Every record that follows must be duplicated exactly, with images left out.

====== DATASET CONTENT ======

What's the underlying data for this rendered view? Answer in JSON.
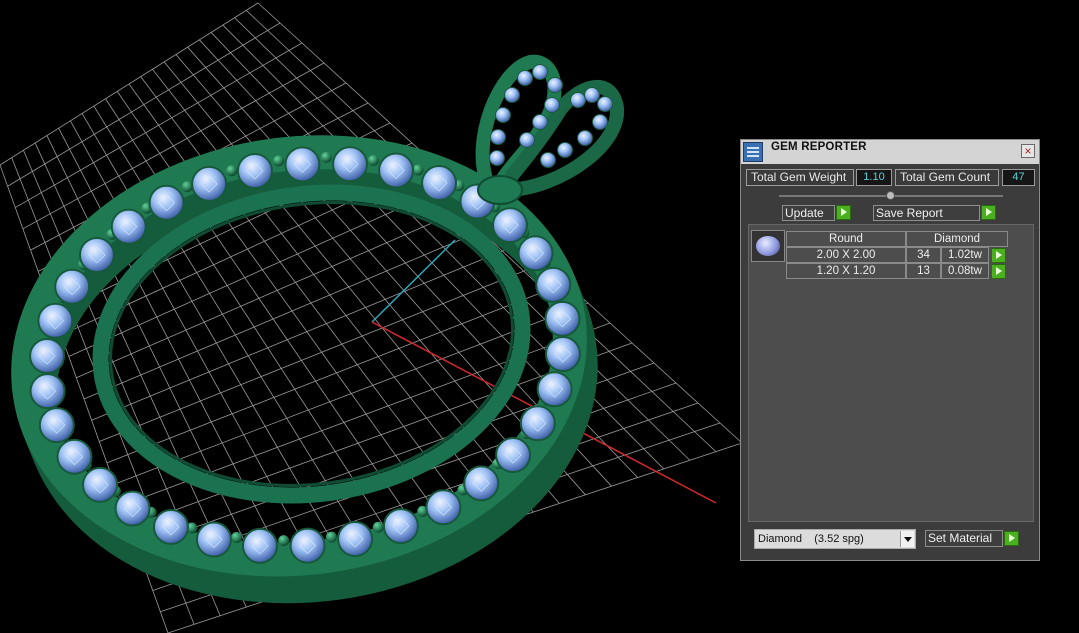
{
  "viewport": {
    "background": "#000000",
    "grid_color": "#9a9a9a",
    "axis_x_color": "#d22a2a",
    "axis_y_color": "#2aa7b8",
    "metal_color": "#1f7a52",
    "gem_color": "#8fb8f2",
    "object": "round-halo-pendant"
  },
  "panel": {
    "title": "GEM REPORTER",
    "icon": "gem-reporter-app-icon",
    "close_icon": "close-icon",
    "total_weight_label": "Total Gem Weight",
    "total_weight_value": "1.10",
    "total_count_label": "Total Gem Count",
    "total_count_value": "47",
    "update_label": "Update",
    "save_report_label": "Save Report",
    "table": {
      "headers": [
        "Round",
        "Diamond"
      ],
      "rows": [
        {
          "size": "2.00 X 2.00",
          "count": "34",
          "weight": "1.02tw"
        },
        {
          "size": "1.20 X 1.20",
          "count": "13",
          "weight": "0.08tw"
        }
      ]
    },
    "material_select": "Diamond    (3.52 spg)",
    "set_material_label": "Set Material",
    "accent_go_color": "#4bb01f"
  }
}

======

**OUTPUT OF THE EXERCISE**
What's the underlying data for this rendered view? Answer in JSON.
{
  "viewport": {
    "background": "#000000",
    "grid_color": "#9a9a9a",
    "axis_x_color": "#d22a2a",
    "axis_y_color": "#2aa7b8",
    "metal_color": "#1f7a52",
    "gem_color": "#8fb8f2",
    "object": "round-halo-pendant"
  },
  "panel": {
    "title": "GEM REPORTER",
    "icon": "gem-reporter-app-icon",
    "close_icon": "close-icon",
    "total_weight_label": "Total Gem Weight",
    "total_weight_value": "1.10",
    "total_count_label": "Total Gem Count",
    "total_count_value": "47",
    "update_label": "Update",
    "save_report_label": "Save Report",
    "table": {
      "headers": [
        "Round",
        "Diamond"
      ],
      "rows": [
        {
          "size": "2.00 X 2.00",
          "count": "34",
          "weight": "1.02tw"
        },
        {
          "size": "1.20 X 1.20",
          "count": "13",
          "weight": "0.08tw"
        }
      ]
    },
    "material_select": "Diamond    (3.52 spg)",
    "set_material_label": "Set Material",
    "accent_go_color": "#4bb01f"
  }
}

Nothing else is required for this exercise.